- _ITEMS_:

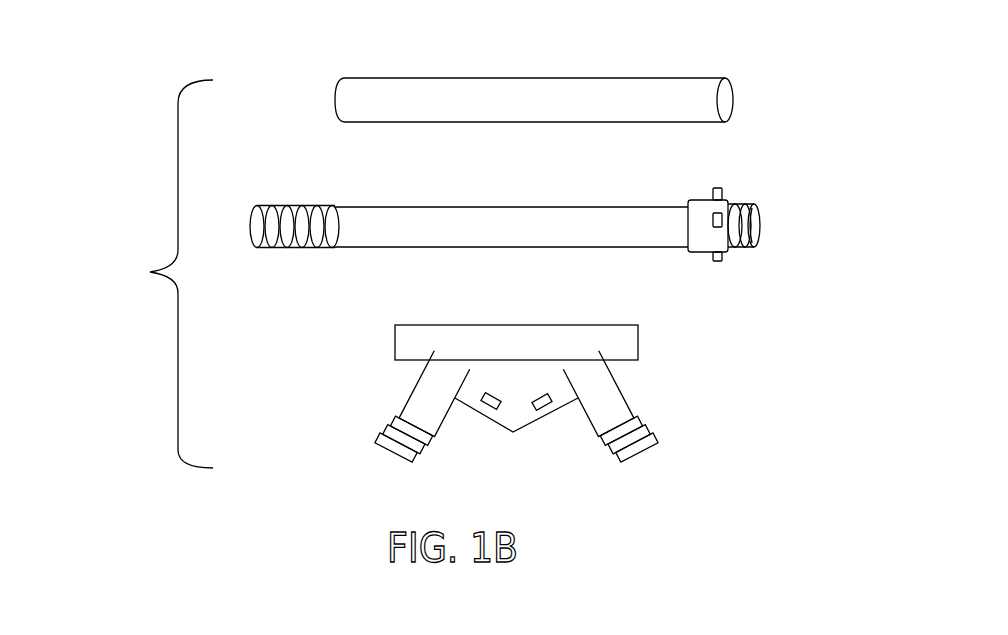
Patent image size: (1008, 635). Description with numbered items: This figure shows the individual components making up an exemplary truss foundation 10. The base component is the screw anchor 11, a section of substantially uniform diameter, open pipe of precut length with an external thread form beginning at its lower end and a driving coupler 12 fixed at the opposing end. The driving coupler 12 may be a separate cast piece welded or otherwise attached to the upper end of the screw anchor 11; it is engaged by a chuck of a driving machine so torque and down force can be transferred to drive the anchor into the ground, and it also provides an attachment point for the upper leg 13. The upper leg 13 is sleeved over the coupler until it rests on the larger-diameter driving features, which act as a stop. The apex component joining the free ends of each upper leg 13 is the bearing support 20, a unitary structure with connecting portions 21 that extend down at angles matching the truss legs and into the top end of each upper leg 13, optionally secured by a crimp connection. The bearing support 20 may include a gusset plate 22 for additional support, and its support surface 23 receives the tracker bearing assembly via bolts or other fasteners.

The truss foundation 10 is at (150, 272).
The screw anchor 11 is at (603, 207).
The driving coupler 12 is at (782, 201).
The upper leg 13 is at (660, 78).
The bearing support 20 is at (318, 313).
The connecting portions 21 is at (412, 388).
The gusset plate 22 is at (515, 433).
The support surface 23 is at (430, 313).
---
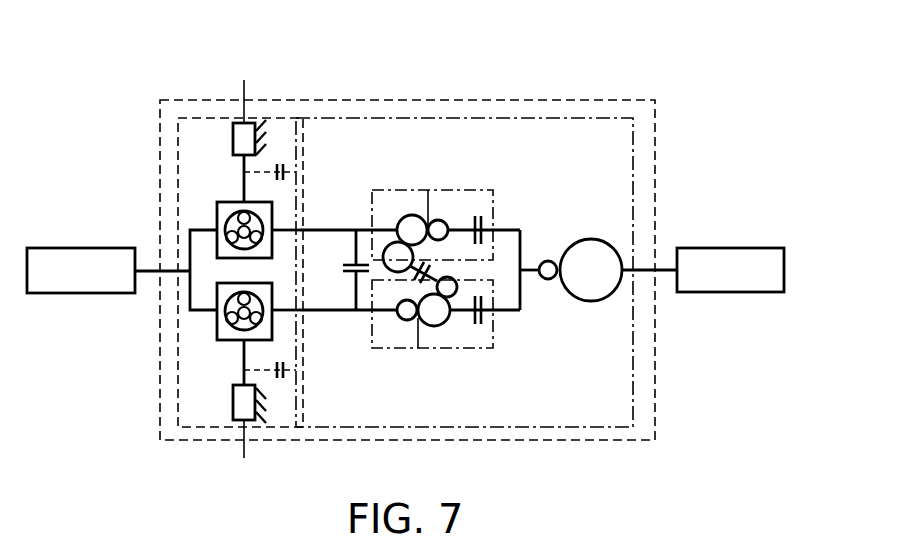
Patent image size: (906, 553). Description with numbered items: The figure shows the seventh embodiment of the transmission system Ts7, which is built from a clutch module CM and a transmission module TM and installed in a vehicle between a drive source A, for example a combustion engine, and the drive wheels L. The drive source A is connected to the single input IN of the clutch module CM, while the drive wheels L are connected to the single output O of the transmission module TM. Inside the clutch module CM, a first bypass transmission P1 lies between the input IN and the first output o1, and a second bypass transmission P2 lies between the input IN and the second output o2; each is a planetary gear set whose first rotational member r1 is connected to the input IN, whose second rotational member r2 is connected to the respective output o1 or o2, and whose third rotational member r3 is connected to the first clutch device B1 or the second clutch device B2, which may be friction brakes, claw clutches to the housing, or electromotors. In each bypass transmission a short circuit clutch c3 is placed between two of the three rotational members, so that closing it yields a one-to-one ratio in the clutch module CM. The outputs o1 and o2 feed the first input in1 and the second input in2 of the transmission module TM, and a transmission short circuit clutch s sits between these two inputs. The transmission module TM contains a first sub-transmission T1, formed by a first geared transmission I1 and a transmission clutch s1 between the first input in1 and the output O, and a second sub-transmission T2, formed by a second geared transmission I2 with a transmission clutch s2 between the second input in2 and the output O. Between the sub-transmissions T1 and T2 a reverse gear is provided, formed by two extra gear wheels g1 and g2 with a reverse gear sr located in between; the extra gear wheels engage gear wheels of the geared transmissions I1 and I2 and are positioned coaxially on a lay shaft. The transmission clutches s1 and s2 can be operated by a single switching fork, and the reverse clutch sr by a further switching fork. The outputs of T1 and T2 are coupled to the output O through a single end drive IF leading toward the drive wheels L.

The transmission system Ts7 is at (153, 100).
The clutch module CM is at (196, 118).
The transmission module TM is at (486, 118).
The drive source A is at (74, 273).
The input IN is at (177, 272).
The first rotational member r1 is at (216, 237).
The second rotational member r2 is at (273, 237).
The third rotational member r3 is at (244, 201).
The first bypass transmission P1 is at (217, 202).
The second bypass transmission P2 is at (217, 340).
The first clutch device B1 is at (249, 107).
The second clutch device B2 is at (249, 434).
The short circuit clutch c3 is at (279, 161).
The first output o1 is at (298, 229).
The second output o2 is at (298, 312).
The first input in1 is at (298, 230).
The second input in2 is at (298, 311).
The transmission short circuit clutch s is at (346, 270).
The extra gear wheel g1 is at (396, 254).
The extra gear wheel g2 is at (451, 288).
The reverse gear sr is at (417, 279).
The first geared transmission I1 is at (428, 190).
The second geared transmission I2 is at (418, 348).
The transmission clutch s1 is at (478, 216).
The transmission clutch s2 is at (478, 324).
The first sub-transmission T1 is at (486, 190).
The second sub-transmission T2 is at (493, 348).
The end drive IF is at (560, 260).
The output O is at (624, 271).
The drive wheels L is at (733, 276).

- _GIVEN PROBLEM_: Find every line in the data above that contains the word "portions" and copy each of those lines.

- _ANSWER TO THIS PROBLEM_:
Patent image size: (1008, 635). Description with numbered items: This figure shows the individual components making up an exemplary truss foundation 10. The base component is the screw anchor 11, a section of substantially uniform diameter, open pipe of precut length with an external thread form beginning at its lower end and a driving coupler 12 fixed at the opposing end. The driving coupler 12 may be a separate cast piece welded or otherwise attached to the upper end of the screw anchor 11; it is engaged by a chuck of a driving machine so torque and down force can be transferred to drive the anchor into the ground, and it also provides an attachment point for the upper leg 13. The upper leg 13 is sleeved over the coupler until it rests on the larger-diameter driving features, which act as a stop. The apex component joining the free ends of each upper leg 13 is the bearing support 20, a unitary structure with connecting portions 21 that extend down at angles matching the truss legs and into the top end of each upper leg 13, optionally secured by a crimp connection. The bearing support 20 may include a gusset plate 22 for additional support, and its support surface 23 receives the tracker bearing assembly via bolts or other fasteners.
The connecting portions 21 is at (412, 388).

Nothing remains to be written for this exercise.